INSTRUCTION >> Repeat the listing exactly as given, omitting every image.

RECORD EXTRACTS >>
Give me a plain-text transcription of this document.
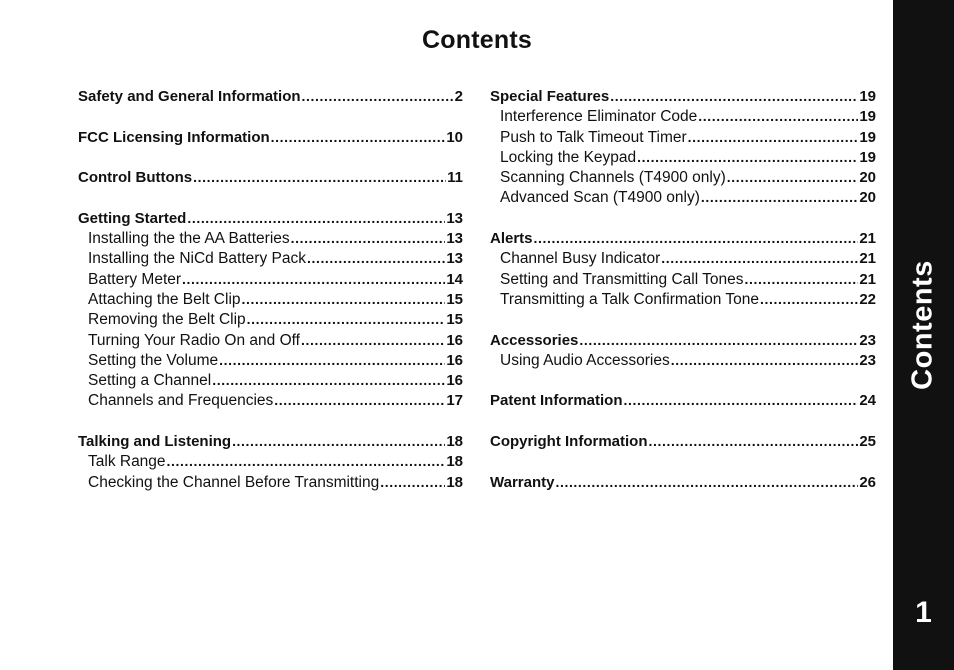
Contents
Safety and General Information .....	2
FCC Licensing Information .....	10
Control Buttons .....	11
Getting Started .....	13
Installing the the AA Batteries .....	13
Installing the NiCd Battery Pack .....	13
Battery Meter .....	14
Attaching the Belt Clip .....	15
Removing the Belt Clip .....	15
Turning Your Radio On and Off .....	16
Setting the Volume .....	16
Setting a Channel .....	16
Channels and Frequencies .....	17
Talking and Listening .....	18
Talk Range .....	18
Checking the Channel Before Transmitting .....	18
Special Features .....	19
Interference Eliminator Code .....	19
Push to Talk Timeout Timer .....	19
Locking the Keypad .....	19
Scanning Channels (T4900 only) .....	20
Advanced Scan (T4900 only) .....	20
Alerts .....	21
Channel Busy Indicator .....	21
Setting and Transmitting Call Tones .....	21
Transmitting a Talk Confirmation Tone .....	22
Accessories .....	23
Using Audio Accessories .....	23
Patent Information .....	24
Copyright Information .....	25
Warranty .....	26
Contents
1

SOLUTION >>
Give me a plain-text transcription of this document.
Contents
Safety and General Information .....	2
FCC Licensing Information .....	10
Control Buttons .....	11
Getting Started .....	13
Installing the the AA Batteries .....	13
Installing the NiCd Battery Pack .....	13
Battery Meter .....	14
Attaching the Belt Clip .....	15
Removing the Belt Clip .....	15
Turning Your Radio On and Off .....	16
Setting the Volume .....	16
Setting a Channel .....	16
Channels and Frequencies .....	17
Talking and Listening .....	18
Talk Range .....	18
Checking the Channel Before Transmitting .....	18
Special Features .....	19
Interference Eliminator Code .....	19
Push to Talk Timeout Timer .....	19
Locking the Keypad .....	19
Scanning Channels (T4900 only) .....	20
Advanced Scan (T4900 only) .....	20
Alerts .....	21
Channel Busy Indicator .....	21
Setting and Transmitting Call Tones .....	21
Transmitting a Talk Confirmation Tone .....	22
Accessories .....	23
Using Audio Accessories .....	23
Patent Information .....	24
Copyright Information .....	25
Warranty .....	26
Contents
1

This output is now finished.